SHORT PROBLEM> Check each line of the records below for the word "this" and copy those where it appears.

DATASET EXTRACT>
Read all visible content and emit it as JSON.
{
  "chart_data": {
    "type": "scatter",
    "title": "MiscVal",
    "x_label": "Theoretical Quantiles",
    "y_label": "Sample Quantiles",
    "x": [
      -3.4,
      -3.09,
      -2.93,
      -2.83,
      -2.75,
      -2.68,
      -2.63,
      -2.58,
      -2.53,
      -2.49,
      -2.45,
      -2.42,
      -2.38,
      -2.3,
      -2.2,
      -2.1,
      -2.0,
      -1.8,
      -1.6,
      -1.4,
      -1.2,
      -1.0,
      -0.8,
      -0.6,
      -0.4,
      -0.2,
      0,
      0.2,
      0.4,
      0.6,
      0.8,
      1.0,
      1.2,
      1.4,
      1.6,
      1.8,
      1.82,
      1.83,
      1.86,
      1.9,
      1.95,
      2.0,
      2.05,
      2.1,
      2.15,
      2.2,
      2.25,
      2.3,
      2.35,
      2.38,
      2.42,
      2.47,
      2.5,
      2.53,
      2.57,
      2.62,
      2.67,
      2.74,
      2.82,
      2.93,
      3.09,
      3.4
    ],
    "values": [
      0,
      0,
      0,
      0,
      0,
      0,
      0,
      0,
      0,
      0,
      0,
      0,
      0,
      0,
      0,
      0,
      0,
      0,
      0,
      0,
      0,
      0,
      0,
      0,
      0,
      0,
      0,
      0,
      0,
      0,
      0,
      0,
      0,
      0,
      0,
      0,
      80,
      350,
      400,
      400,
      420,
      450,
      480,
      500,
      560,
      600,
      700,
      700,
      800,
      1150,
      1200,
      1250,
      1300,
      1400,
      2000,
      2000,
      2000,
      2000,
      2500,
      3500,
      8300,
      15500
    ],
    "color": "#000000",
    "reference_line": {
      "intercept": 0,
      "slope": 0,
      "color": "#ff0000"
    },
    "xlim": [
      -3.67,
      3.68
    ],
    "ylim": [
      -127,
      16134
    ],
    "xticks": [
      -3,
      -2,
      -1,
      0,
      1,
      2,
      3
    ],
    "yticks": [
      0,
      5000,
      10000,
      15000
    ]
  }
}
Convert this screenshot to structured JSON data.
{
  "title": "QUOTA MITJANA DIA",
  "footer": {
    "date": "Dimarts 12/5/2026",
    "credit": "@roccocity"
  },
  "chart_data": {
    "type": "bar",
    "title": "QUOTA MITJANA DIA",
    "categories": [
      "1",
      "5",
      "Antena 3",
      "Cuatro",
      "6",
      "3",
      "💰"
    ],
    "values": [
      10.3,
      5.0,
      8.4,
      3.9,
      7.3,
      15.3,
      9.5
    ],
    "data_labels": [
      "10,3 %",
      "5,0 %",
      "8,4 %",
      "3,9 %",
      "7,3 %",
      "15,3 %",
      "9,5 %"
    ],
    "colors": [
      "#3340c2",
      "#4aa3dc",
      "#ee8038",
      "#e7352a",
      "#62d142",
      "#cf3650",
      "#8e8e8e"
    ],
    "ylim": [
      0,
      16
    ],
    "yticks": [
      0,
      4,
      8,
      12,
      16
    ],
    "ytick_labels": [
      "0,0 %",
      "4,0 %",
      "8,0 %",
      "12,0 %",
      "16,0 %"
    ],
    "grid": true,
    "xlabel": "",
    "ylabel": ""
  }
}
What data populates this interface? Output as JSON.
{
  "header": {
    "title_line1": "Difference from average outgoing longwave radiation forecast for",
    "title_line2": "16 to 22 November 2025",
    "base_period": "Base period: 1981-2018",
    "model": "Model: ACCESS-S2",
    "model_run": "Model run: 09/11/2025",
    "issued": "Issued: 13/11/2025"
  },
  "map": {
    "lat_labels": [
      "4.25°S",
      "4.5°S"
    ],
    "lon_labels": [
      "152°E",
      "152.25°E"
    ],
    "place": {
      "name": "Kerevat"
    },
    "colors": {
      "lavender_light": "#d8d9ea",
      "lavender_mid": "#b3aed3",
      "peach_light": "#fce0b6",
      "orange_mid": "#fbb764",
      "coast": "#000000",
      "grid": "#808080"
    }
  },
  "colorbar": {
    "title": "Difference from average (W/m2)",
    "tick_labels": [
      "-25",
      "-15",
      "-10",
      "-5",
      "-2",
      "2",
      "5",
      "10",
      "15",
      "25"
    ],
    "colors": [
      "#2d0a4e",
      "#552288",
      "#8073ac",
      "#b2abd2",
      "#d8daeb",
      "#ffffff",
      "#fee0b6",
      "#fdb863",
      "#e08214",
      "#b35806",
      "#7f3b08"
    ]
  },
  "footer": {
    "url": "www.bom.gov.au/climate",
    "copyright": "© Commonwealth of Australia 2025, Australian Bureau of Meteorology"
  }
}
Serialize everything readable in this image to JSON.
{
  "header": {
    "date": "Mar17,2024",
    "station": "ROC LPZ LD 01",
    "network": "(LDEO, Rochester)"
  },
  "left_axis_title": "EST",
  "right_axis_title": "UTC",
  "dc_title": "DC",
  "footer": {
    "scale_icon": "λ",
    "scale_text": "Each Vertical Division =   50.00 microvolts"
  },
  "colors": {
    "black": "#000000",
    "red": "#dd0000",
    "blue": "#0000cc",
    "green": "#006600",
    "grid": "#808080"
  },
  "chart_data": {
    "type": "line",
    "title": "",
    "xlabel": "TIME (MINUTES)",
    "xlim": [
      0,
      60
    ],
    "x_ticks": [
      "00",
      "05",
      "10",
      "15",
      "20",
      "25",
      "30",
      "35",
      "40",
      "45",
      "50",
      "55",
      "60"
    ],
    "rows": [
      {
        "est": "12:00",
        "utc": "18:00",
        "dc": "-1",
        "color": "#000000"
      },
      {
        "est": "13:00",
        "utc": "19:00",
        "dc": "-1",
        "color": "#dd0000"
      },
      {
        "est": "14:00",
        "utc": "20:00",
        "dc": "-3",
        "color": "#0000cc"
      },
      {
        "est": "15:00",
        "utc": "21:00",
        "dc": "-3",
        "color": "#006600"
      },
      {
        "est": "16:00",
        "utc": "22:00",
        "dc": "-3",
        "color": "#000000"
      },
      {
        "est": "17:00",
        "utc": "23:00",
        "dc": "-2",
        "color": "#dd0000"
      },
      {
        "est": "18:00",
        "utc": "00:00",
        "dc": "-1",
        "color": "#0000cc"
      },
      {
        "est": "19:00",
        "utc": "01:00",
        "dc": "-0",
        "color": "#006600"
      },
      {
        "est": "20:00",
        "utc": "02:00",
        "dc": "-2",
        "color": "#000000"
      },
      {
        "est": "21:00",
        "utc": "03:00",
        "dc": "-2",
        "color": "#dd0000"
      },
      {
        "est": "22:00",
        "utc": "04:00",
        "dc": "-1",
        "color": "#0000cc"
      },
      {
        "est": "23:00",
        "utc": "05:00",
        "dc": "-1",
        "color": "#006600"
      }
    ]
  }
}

CORRECT RESPONSE>
Convert this screenshot to structured JSON data.
What data populates this interface? Output as JSON.
Serialize everything readable in this image to JSON.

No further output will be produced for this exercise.